(Items from a dataset)

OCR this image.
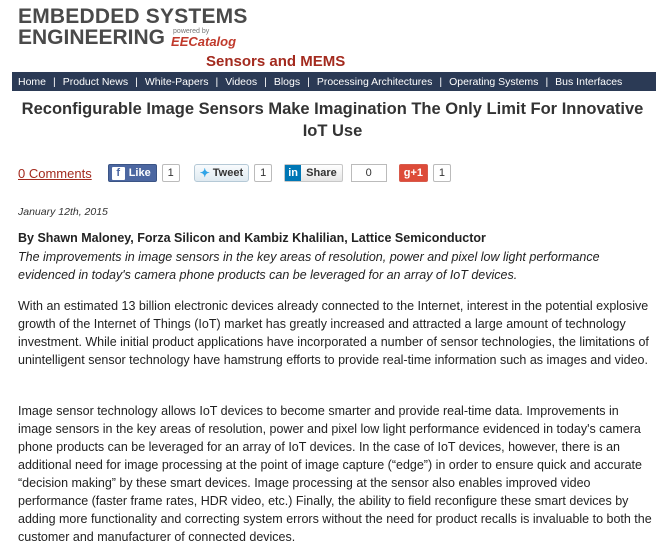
EMBEDDED SYSTEMS
ENGINEERING powered by
EECatalog
Sensors and MEMS
Home | Product News | White-Papers | Videos | Blogs | Processing Architectures | Operating Systems | Bus Interfaces
Reconfigurable Image Sensors Make Imagination The Only Limit For Innovative IoT Use
0 Comments	f Like	1	✦ Tweet	1	in Share	0	g+1	1
January 12th, 2015
By Shawn Maloney, Forza Silicon and Kambiz Khalilian, Lattice Semiconductor

The improvements in image sensors in the key areas of resolution, power and pixel low light performance evidenced in today's camera phone products can be leveraged for an array of IoT devices.

With an estimated 13 billion electronic devices already connected to the Internet, interest in the potential explosive growth of the Internet of Things (IoT) market has greatly increased and attracted a large amount of technology investment. While initial product applications have incorporated a number of sensor technologies, the limitations of unintelligent sensor technology have hamstrung efforts to provide real-time information such as images and video.

Image sensor technology allows IoT devices to become smarter and provide real-time data. Improvements in image sensors in the key areas of resolution, power and pixel low light performance evidenced in today's camera phone products can be leveraged for an array of IoT devices. In the case of IoT devices, however, there is an additional need for image processing at the point of image capture (“edge”) in order to ensure quick and accurate “decision making” by these smart devices. Image processing at the sensor also enables improved video performance (faster frame rates, HDR video, etc.) Finally, the ability to field reconfigure these smart devices by adding more functionality and correcting system errors without the need for product recalls is invaluable to both the customer and manufacturer of connected devices.
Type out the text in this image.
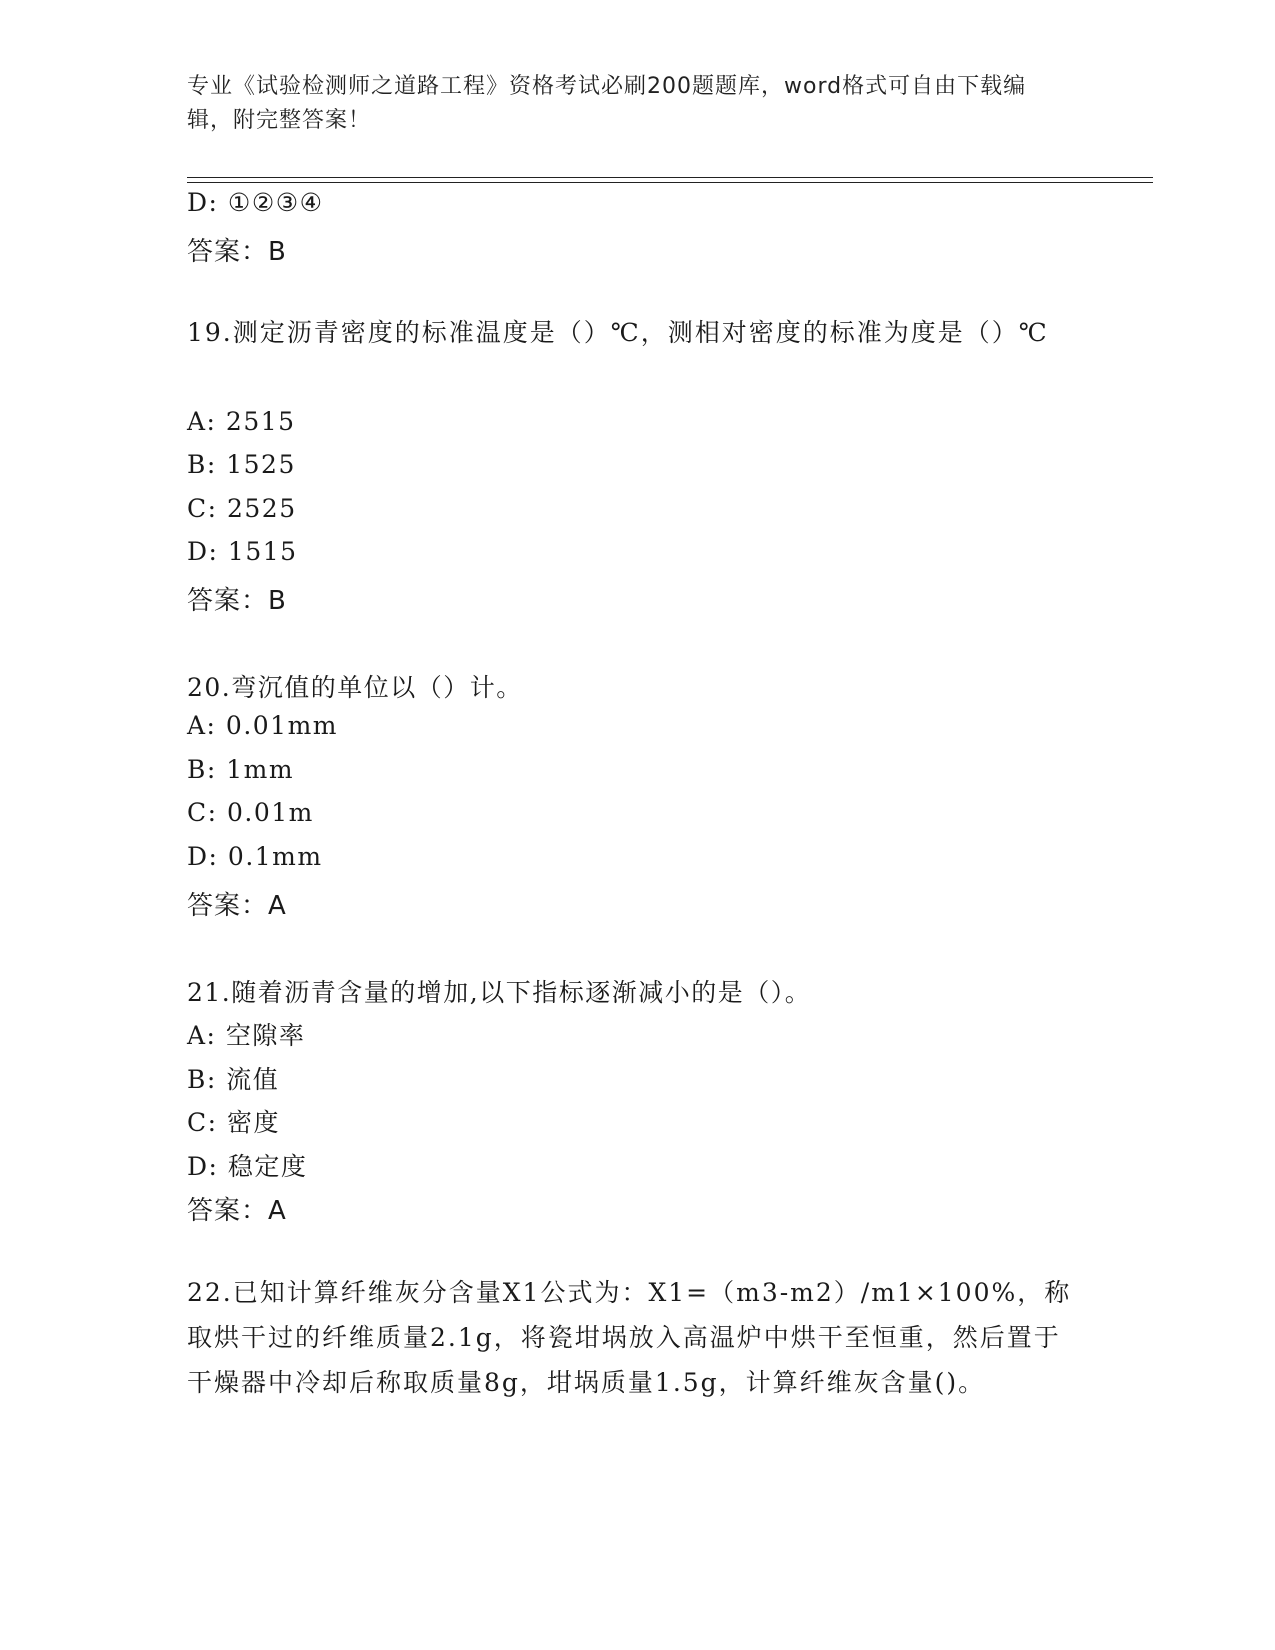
专业《试验检测师之道路工程》资格考试必刷200题题库，word格式可自由下载编辑，附完整答案！
D: ①②③④
答案：B
19.测定沥青密度的标准温度是（）℃，测相对密度的标准为度是（）℃
A: 2515
B: 1525
C: 2525
D: 1515
答案：B
20.弯沉值的单位以（）计。
A: 0.01mm
B: 1mm
C: 0.01m
D: 0.1mm
答案：A
21.随着沥青含量的增加,以下指标逐渐减小的是（）。
A: 空隙率
B: 流值
C: 密度
D: 稳定度
答案：A
22.已知计算纤维灰分含量X1公式为：X1=（m3-m2）/m1×100%，称取烘干过的纤维质量2.1g，将瓷坩埚放入高温炉中烘干至恒重，然后置于干燥器中冷却后称取质量8g，坩埚质量1.5g，计算纤维灰含量()。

Exercise objective: Using the listing above, copy exactly the lines from the one that contains "Type out the text in this image." through its last line, both included, but not the pictures.

Problem solution:
Type out the text in this image.
专业《试验检测师之道路工程》资格考试必刷200题题库，word格式可自由下载编辑，附完整答案！
D: ①②③④
答案：B
19.测定沥青密度的标准温度是（）℃，测相对密度的标准为度是（）℃
A: 2515
B: 1525
C: 2525
D: 1515
答案：B
20.弯沉值的单位以（）计。
A: 0.01mm
B: 1mm
C: 0.01m
D: 0.1mm
答案：A
21.随着沥青含量的增加,以下指标逐渐减小的是（）。
A: 空隙率
B: 流值
C: 密度
D: 稳定度
答案：A
22.已知计算纤维灰分含量X1公式为：X1=（m3-m2）/m1×100%，称取烘干过的纤维质量2.1g，将瓷坩埚放入高温炉中烘干至恒重，然后置于干燥器中冷却后称取质量8g，坩埚质量1.5g，计算纤维灰含量()。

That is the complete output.